[DIRECTIONS]
Determine the number of lines containing the word "divisible", and state that figure alone.

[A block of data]
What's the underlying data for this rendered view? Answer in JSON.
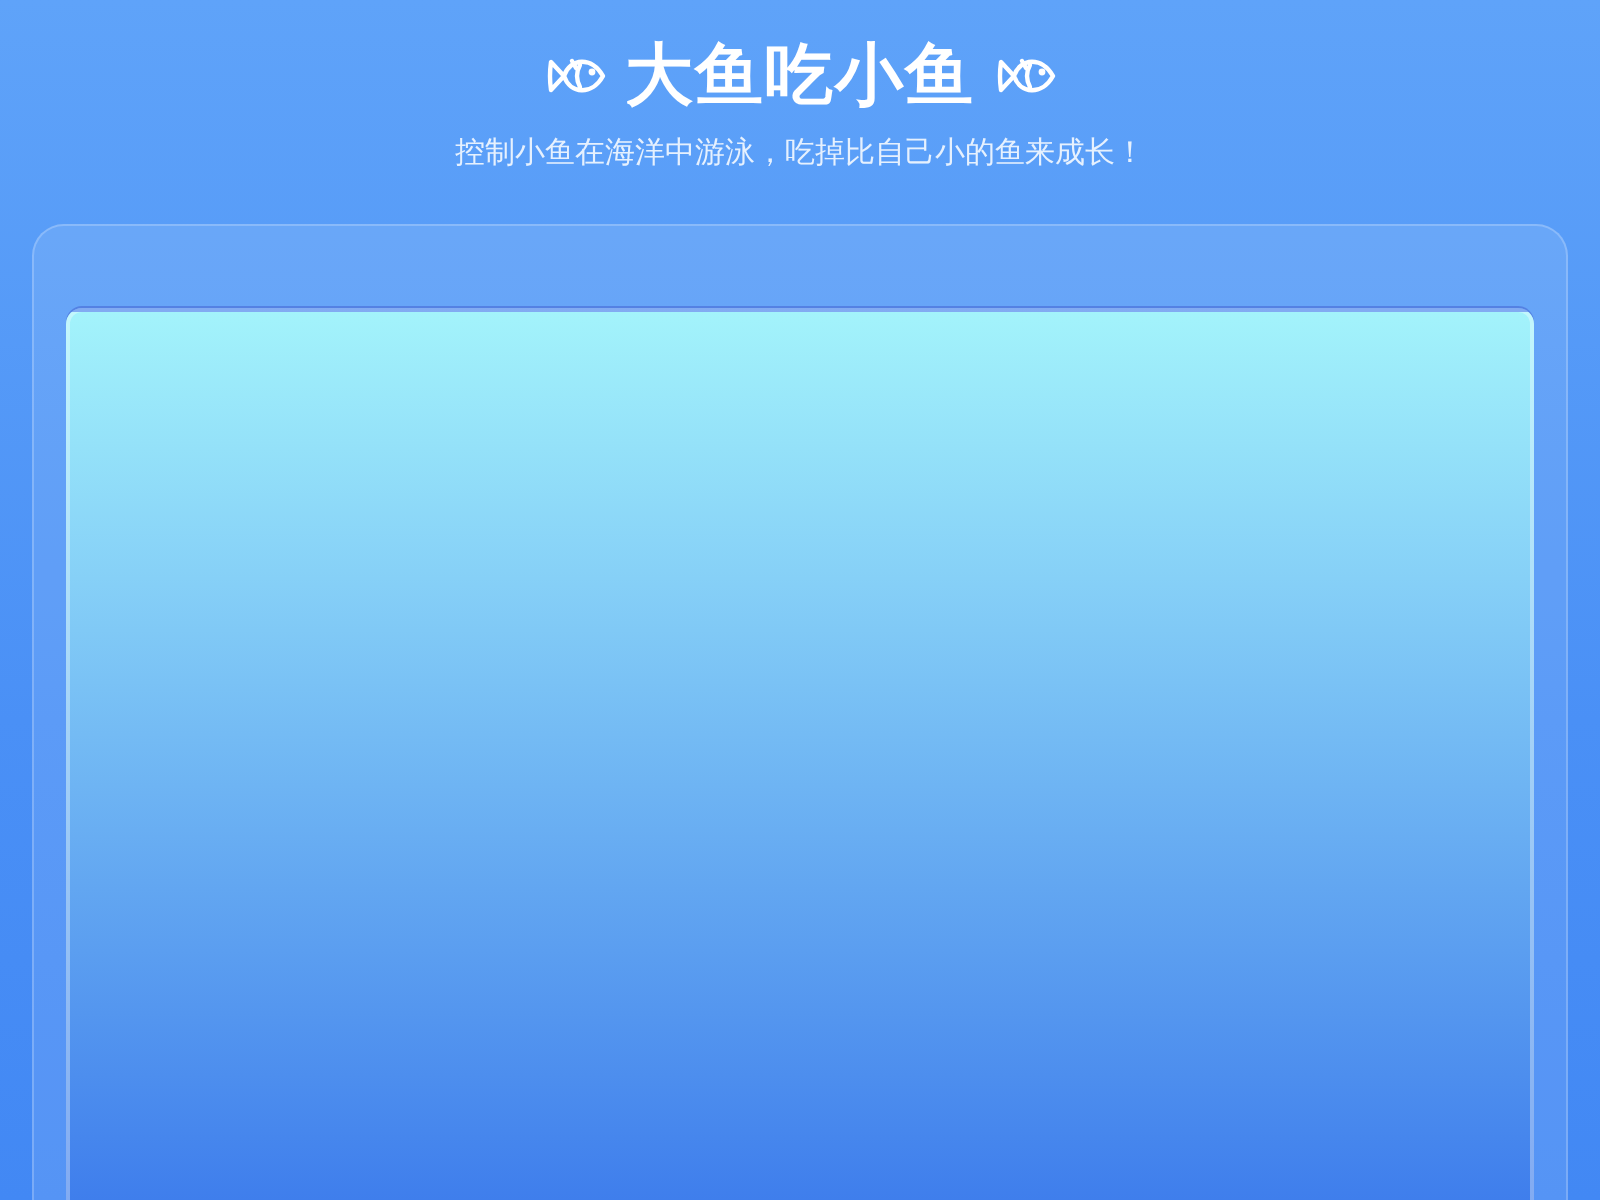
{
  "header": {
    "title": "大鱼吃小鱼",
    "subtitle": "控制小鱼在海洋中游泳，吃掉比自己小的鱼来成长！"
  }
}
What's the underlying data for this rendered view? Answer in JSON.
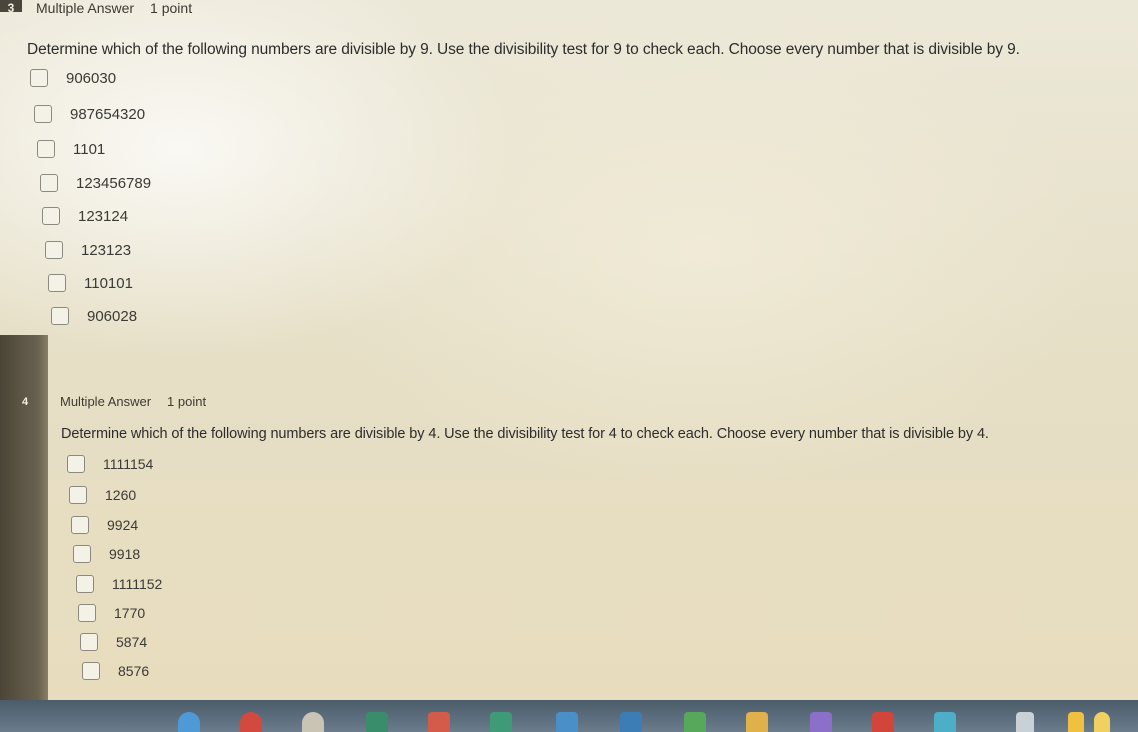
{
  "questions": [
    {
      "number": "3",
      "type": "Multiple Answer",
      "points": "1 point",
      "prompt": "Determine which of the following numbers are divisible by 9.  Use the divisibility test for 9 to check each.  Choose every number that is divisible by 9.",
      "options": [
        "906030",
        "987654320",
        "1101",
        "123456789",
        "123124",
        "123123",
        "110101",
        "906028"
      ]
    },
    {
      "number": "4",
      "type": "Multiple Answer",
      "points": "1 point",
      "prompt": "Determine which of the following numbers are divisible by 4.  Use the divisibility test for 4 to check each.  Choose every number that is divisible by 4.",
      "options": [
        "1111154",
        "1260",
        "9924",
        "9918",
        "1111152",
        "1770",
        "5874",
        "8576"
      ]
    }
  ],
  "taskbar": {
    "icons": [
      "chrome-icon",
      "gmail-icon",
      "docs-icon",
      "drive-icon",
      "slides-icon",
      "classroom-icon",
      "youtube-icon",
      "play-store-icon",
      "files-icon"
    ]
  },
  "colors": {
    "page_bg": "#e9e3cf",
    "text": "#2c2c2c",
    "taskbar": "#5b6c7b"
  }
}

[THE COMPLETED TASK]
2